[start]

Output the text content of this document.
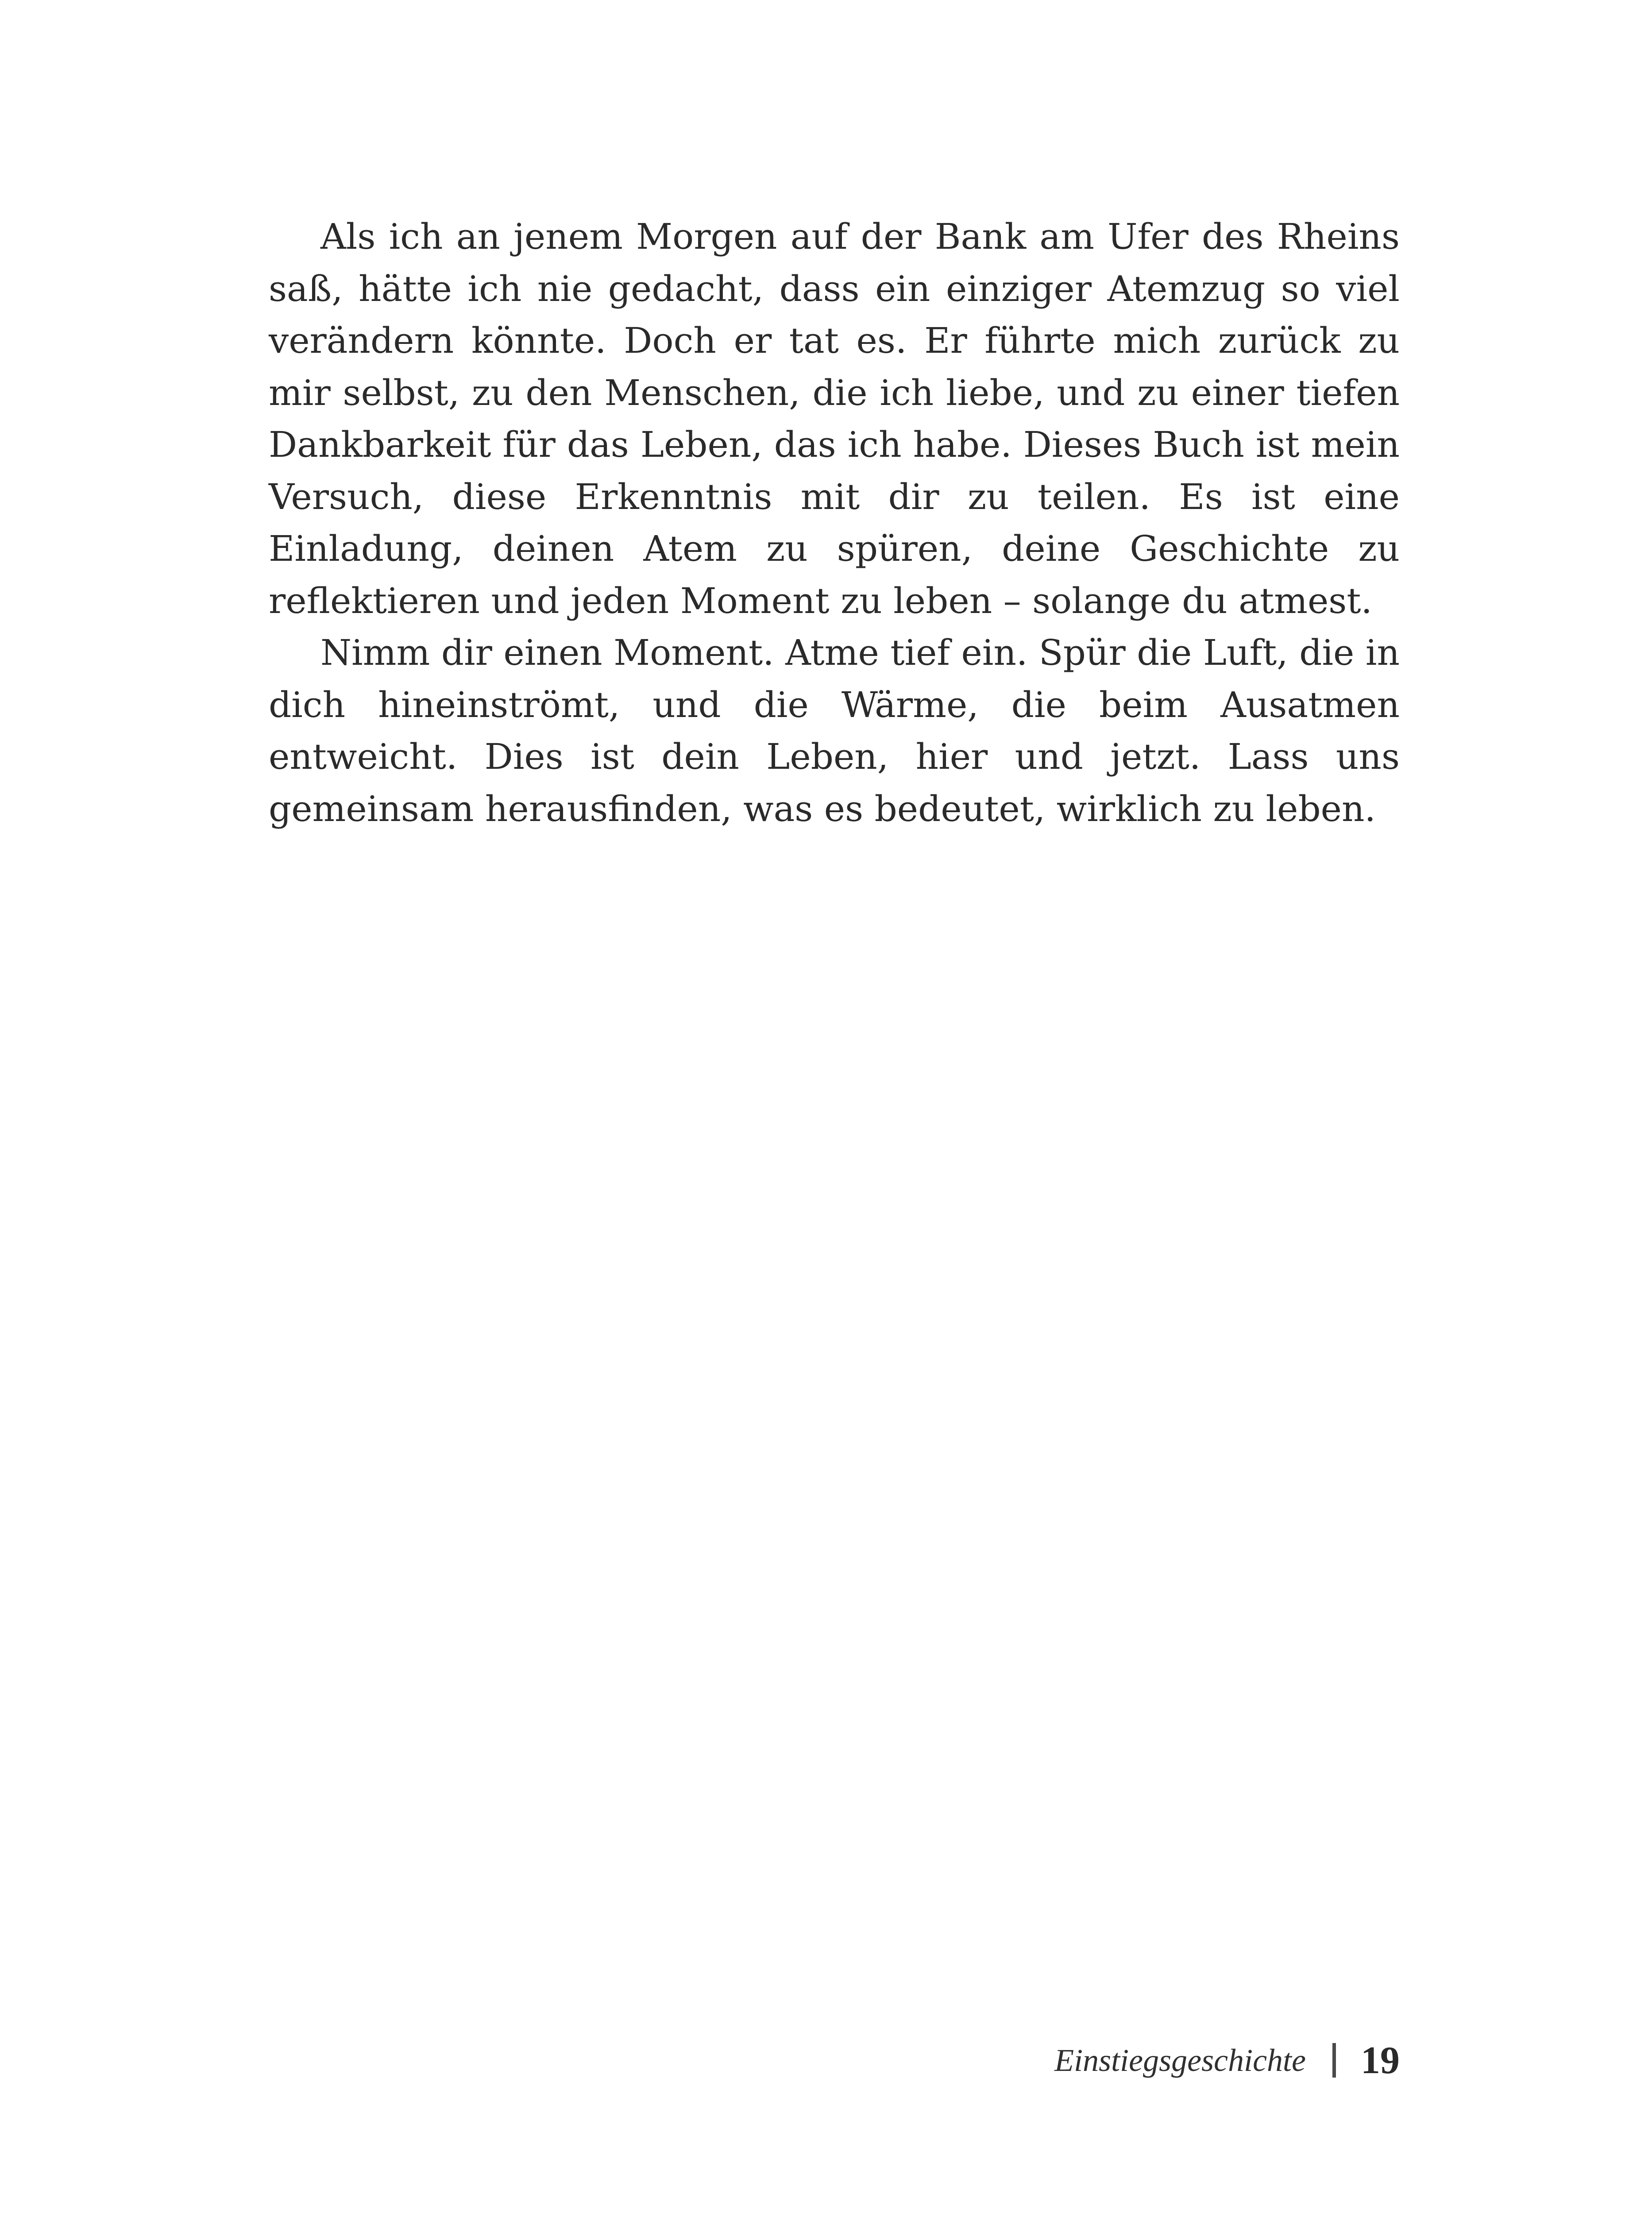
Als ich an jenem Morgen auf der Bank am Ufer des Rheins saß, hätte ich nie gedacht, dass ein einziger Atemzug so viel verändern könnte. Doch er tat es. Er führte mich zurück zu mir selbst, zu den Menschen, die ich liebe, und zu einer tiefen Dankbarkeit für das Leben, das ich habe. Dieses Buch ist mein Versuch, diese Erkenntnis mit dir zu teilen. Es ist eine Einladung, deinen Atem zu spüren, deine Geschichte zu reflektieren und jeden Moment zu leben – solange du atmest.

Nimm dir einen Moment. Atme tief ein. Spür die Luft, die in dich hineinströmt, und die Wärme, die beim Ausatmen entweicht. Dies ist dein Leben, hier und jetzt. Lass uns gemeinsam herausfinden, was es bedeutet, wirklich zu leben.

Einstiegsgeschichte 19
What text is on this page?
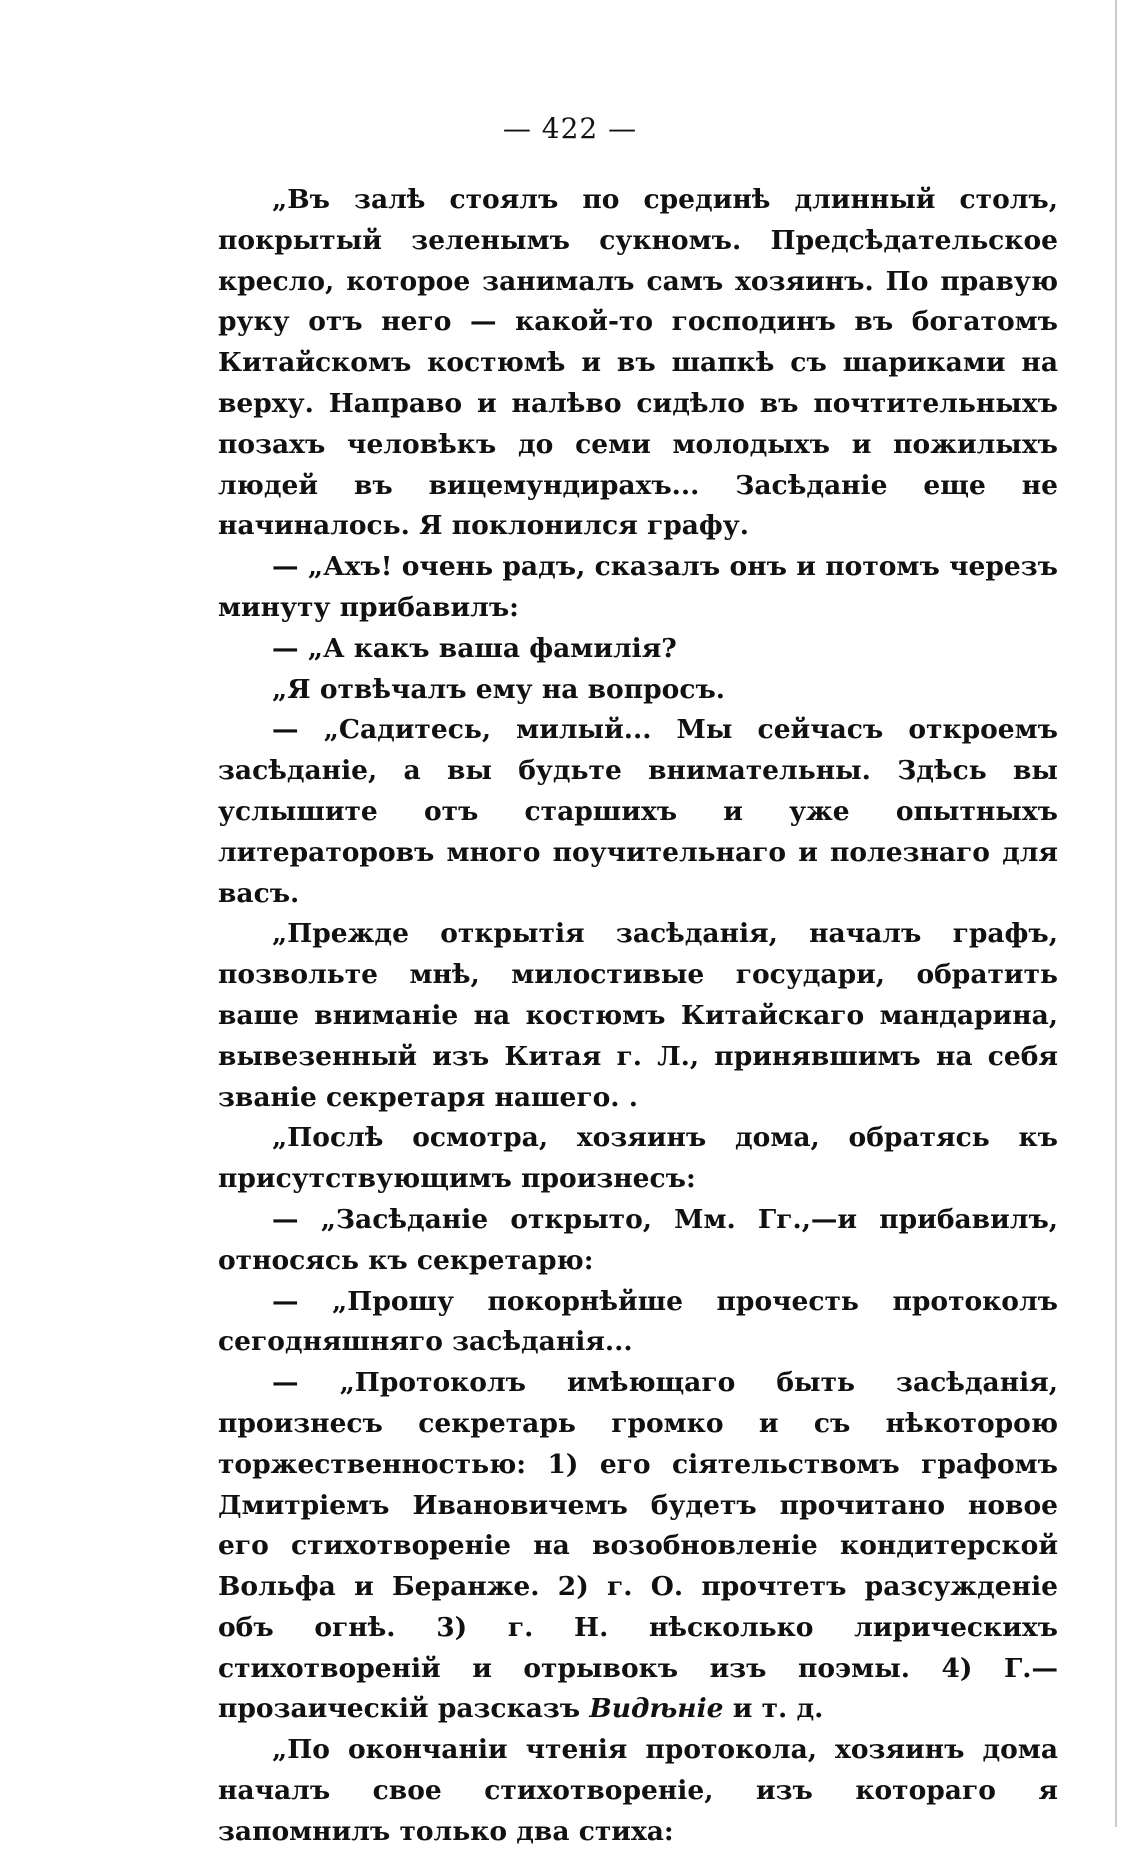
— 422 —

„Въ залѣ стоялъ по срединѣ длинный столъ, покрытый зеленымъ сукномъ. Предсѣдательское кресло, которое занималъ самъ хозяинъ. По правую руку отъ него — какой-то господинъ въ богатомъ Китайскомъ костюмѣ и въ шапкѣ съ шариками на верху. Направо и налѣво сидѣло въ почтительныхъ позахъ человѣкъ до семи молодыхъ и пожилыхъ людей въ вицемундирахъ... Засѣданіе еще не начиналось. Я поклонился графу.

— „Ахъ! очень радъ, сказалъ онъ и потомъ черезъ минуту прибавилъ:

— „А какъ ваша фамилія?

„Я отвѣчалъ ему на вопросъ.

— „Садитесь, милый... Мы сейчасъ откроемъ засѣданіе, а вы будьте внимательны. Здѣсь вы услышите отъ старшихъ и уже опытныхъ литераторовъ много поучительнаго и полезнаго для васъ.

„Прежде открытія засѣданія, началъ графъ, позвольте мнѣ, милостивые государи, обратить ваше вниманіе на костюмъ Китайскаго мандарина, вывезенный изъ Китая г. Л., принявшимъ на себя званіе секретаря нашего. .

„Послѣ осмотра, хозяинъ дома, обратясь къ присутствующимъ произнесъ:

— „Засѣданіе открыто, Мм. Гг.,—и прибавилъ, относясь къ секретарю:

— „Прошу покорнѣйше прочесть протоколъ сегодняшняго засѣданія...

— „Протоколъ имѣющаго быть засѣданія, произнесъ секретарь громко и съ нѣкоторою торжественностью: 1) его сіятельствомъ графомъ Дмитріемъ Ивановичемъ будетъ прочитано новое его стихотвореніе на возобновленіе кондитерской Вольфа и Беранже. 2) г. О. прочтетъ разсужденіе объ огнѣ. 3) г. Н. нѣсколько лирическихъ стихотвореній и отрывокъ изъ поэмы. 4) Г.—прозаическій разсказъ Видѣніе и т. д.

„По окончаніи чтенія протокола, хозяинъ дома началъ свое стихотвореніе, изъ котораго я запомнилъ только два стиха:
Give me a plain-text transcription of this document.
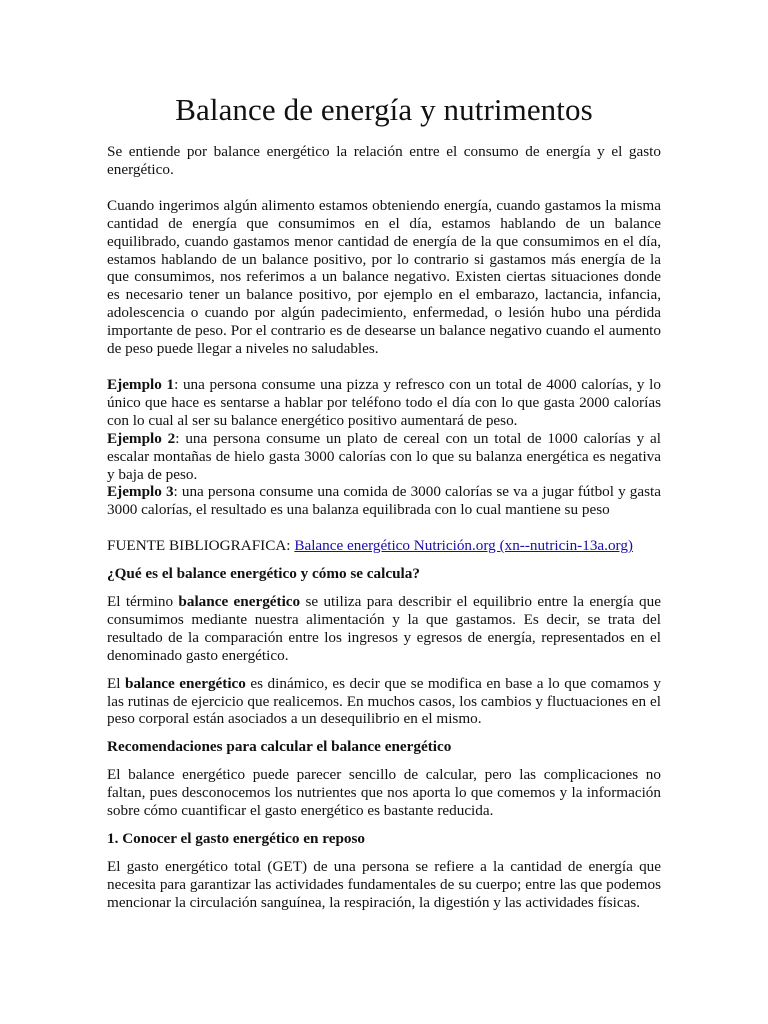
Balance de energía y nutrimentos

Se entiende por balance energético la relación entre el consumo de energía y el gasto energético.

Cuando ingerimos algún alimento estamos obteniendo energía, cuando gastamos la misma cantidad de energía que consumimos en el día, estamos hablando de un balance equilibrado, cuando gastamos menor cantidad de energía de la que consumimos en el día, estamos hablando de un balance positivo, por lo contrario si gastamos más energía de la que consumimos, nos referimos a un balance negativo. Existen ciertas situaciones donde es necesario tener un balance positivo, por ejemplo en el embarazo, lactancia, infancia, adolescencia o cuando por algún padecimiento, enfermedad, o lesión hubo una pérdida importante de peso. Por el contrario es de desearse un balance negativo cuando el aumento de peso puede llegar a niveles no saludables.

Ejemplo 1: una persona consume una pizza y refresco con un total de 4000 calorías, y lo único que hace es sentarse a hablar por teléfono todo el día con lo que gasta 2000 calorías con lo cual al ser su balance energético positivo aumentará de peso.

Ejemplo 2: una persona consume un plato de cereal con un total de 1000 calorías y al escalar montañas de hielo gasta 3000 calorías con lo que su balanza energética es negativa y baja de peso.

Ejemplo 3: una persona consume una comida de 3000 calorías se va a jugar fútbol y gasta 3000 calorías, el resultado es una balanza equilibrada con lo cual mantiene su peso

FUENTE BIBLIOGRAFICA: Balance energético Nutrición.org (xn--nutricin-13a.org)

¿Qué es el balance energético y cómo se calcula?

El término balance energético se utiliza para describir el equilibrio entre la energía que consumimos mediante nuestra alimentación y la que gastamos. Es decir, se trata del resultado de la comparación entre los ingresos y egresos de energía, representados en el denominado gasto energético.

El balance energético es dinámico, es decir que se modifica en base a lo que comamos y las rutinas de ejercicio que realicemos. En muchos casos, los cambios y fluctuaciones en el peso corporal están asociados a un desequilibrio en el mismo.

Recomendaciones para calcular el balance energético

El balance energético puede parecer sencillo de calcular, pero las complicaciones no faltan, pues desconocemos los nutrientes que nos aporta lo que comemos y la información sobre cómo cuantificar el gasto energético es bastante reducida.

1. Conocer el gasto energético en reposo

El gasto energético total (GET) de una persona se refiere a la cantidad de energía que necesita para garantizar las actividades fundamentales de su cuerpo; entre las que podemos mencionar la circulación sanguínea, la respiración, la digestión y las actividades físicas.
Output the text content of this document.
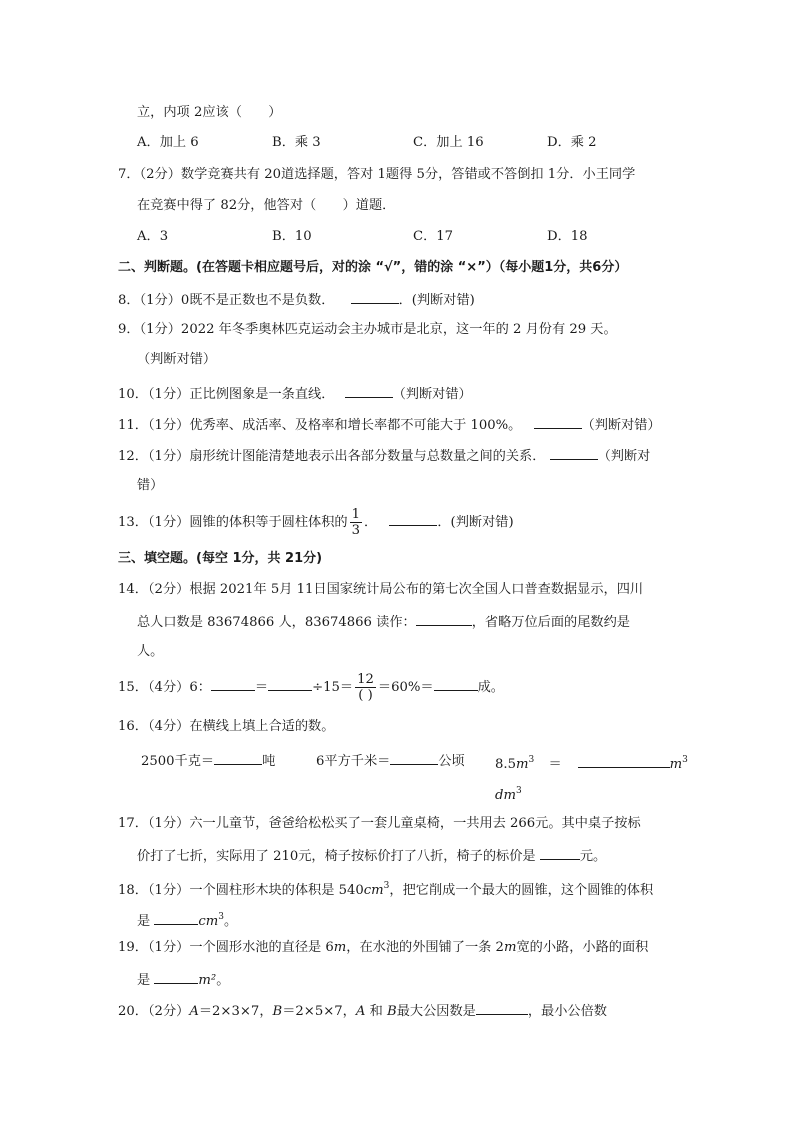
立，内项 2应该（　　）
A．加上 6	B．乘 3	C．加上 16	D．乘 2
7．（2分）数学竞赛共有 20道选择题，答对 1题得 5分，答错或不答倒扣 1分．小王同学
在竞赛中得了 82分，他答对（　　）道题．
A．3	B．10	C．17	D．18
二、判断题。(在答题卡相应题号后，对的涂 “√”，错的涂 “×”）（每小题1分，共6分）
8．（1分）0既不是正数也不是负数．	．(判断对错)
9．（1分）2022 年冬季奥林匹克运动会主办城市是北京，这一年的 2 月份有 29 天。
（判断对错）
10．（1分）正比例图象是一条直线．	（判断对错）
11．（1分）优秀率、成活率、及格率和增长率都不可能大于 100%。	（判断对错）
12．（1分）扇形统计图能清楚地表示出各部分数量与总数量之间的关系．	（判断对
错）
13．（1分）圆锥的体积等于圆柱体积的 $\frac{1}{3}$ ．	．(判断对错)
三、填空题。(每空 1分，共 21分)
14．（2分）根据 2021年 5月 11日国家统计局公布的第七次全国人口普查数据显示，四川
总人口数是 83674866 人，83674866 读作：	，省略万位后面的尾数约是
人。
15．（4分）6：	＝	$\div 15= \frac{12}{( )} =60\%=$	成。
16．（4分）在横线上填上合适的数。
2500千克＝	吨	6平方千米＝	公顷 $8.5m^3$ ＝	$m^3$
$dm^3$
17．（1分）六一儿童节，爸爸给松松买了一套儿童桌椅，一共用去 266元。其中桌子按标
价打了七折，实际用了 210元，椅子按标价打了八折，椅子的标价是	元。
18．（1分）一个圆柱形木块的体积是 $540cm^3$，把它削成一个最大的圆锥，这个圆锥的体积
是	$cm^3$。
19．（1分）一个圆形水池的直径是 6m，在水池的外围铺了一条 2m宽的小路，小路的面积
是	m²。
20．（2分）A＝2×3×7，B＝2×5×7，A 和 B最大公因数是	，最小公倍数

[end]

Show all lines above holding "хозяинъ".

„Въ залѣ стоялъ по срединѣ длинный столъ, покрытый зеленымъ сукномъ. Предсѣдательское кресло, которое занималъ самъ хозяинъ. По правую руку отъ него — какой-то господинъ въ богатомъ Китайскомъ костюмѣ и въ шапкѣ съ шариками на верху. Направо и налѣво сидѣло въ почтительныхъ позахъ человѣкъ до семи молодыхъ и пожилыхъ людей въ вицемундирахъ... Засѣданіе еще не начиналось. Я поклонился графу.
„Послѣ осмотра, хозяинъ дома, обратясь къ присутствующимъ произнесъ:
„По окончаніи чтенія протокола, хозяинъ дома началъ свое стихотвореніе, изъ котораго я запомнилъ только два стиха:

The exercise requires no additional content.